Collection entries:
[start]
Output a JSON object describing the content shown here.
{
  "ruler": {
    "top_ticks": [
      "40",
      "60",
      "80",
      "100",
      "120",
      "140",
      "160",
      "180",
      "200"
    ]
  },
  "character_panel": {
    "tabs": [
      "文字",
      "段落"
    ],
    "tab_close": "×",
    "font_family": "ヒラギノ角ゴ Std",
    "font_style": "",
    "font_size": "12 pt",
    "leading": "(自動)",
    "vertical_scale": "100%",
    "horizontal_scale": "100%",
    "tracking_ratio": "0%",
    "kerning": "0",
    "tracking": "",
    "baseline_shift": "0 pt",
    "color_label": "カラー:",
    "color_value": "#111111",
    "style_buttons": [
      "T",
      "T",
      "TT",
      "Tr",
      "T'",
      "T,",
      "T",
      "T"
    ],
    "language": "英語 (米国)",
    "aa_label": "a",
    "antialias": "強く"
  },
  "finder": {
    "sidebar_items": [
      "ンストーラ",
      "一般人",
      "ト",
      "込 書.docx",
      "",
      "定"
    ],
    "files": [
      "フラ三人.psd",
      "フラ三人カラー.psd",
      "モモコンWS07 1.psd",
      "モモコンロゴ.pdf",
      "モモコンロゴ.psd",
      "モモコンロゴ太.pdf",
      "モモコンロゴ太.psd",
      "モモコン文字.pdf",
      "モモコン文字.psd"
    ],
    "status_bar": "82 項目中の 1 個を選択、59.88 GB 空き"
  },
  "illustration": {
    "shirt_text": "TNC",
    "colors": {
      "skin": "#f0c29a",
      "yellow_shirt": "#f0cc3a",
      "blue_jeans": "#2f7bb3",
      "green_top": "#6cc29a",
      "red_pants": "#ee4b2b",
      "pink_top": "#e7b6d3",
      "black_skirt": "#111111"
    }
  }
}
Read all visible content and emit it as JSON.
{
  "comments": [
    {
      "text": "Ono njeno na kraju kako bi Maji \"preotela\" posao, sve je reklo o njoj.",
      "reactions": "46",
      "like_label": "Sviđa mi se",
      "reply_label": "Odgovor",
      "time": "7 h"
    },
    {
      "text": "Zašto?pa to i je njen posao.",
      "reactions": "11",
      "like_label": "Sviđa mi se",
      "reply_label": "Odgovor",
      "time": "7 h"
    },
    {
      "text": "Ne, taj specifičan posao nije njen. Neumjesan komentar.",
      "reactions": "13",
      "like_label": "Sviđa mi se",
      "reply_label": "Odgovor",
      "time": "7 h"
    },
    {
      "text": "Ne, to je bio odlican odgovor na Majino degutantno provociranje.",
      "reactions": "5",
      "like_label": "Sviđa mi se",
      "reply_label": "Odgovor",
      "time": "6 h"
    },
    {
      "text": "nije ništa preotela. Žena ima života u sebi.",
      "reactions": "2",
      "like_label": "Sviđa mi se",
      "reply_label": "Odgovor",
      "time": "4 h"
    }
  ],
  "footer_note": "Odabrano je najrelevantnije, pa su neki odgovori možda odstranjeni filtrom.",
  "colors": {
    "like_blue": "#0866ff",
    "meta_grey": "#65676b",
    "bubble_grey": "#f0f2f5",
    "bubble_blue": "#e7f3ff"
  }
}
[end]
Aim of the task
Keep only the lines from the one containing "Read all visible content and emit it as JSON." to the end of the entries, and repeat them exactly.

Expected answer
Read all visible content and emit it as JSON.
{
  "comments": [
    {
      "text": "Ono njeno na kraju kako bi Maji \"preotela\" posao, sve je reklo o njoj.",
      "reactions": "46",
      "like_label": "Sviđa mi se",
      "reply_label": "Odgovor",
      "time": "7 h"
    },
    {
      "text": "Zašto?pa to i je njen posao.",
      "reactions": "11",
      "like_label": "Sviđa mi se",
      "reply_label": "Odgovor",
      "time": "7 h"
    },
    {
      "text": "Ne, taj specifičan posao nije njen. Neumjesan komentar.",
      "reactions": "13",
      "like_label": "Sviđa mi se",
      "reply_label": "Odgovor",
      "time": "7 h"
    },
    {
      "text": "Ne, to je bio odlican odgovor na Majino degutantno provociranje.",
      "reactions": "5",
      "like_label": "Sviđa mi se",
      "reply_label": "Odgovor",
      "time": "6 h"
    },
    {
      "text": "nije ništa preotela. Žena ima života u sebi.",
      "reactions": "2",
      "like_label": "Sviđa mi se",
      "reply_label": "Odgovor",
      "time": "4 h"
    }
  ],
  "footer_note": "Odabrano je najrelevantnije, pa su neki odgovori možda odstranjeni filtrom.",
  "colors": {
    "like_blue": "#0866ff",
    "meta_grey": "#65676b",
    "bubble_grey": "#f0f2f5",
    "bubble_blue": "#e7f3ff"
  }
}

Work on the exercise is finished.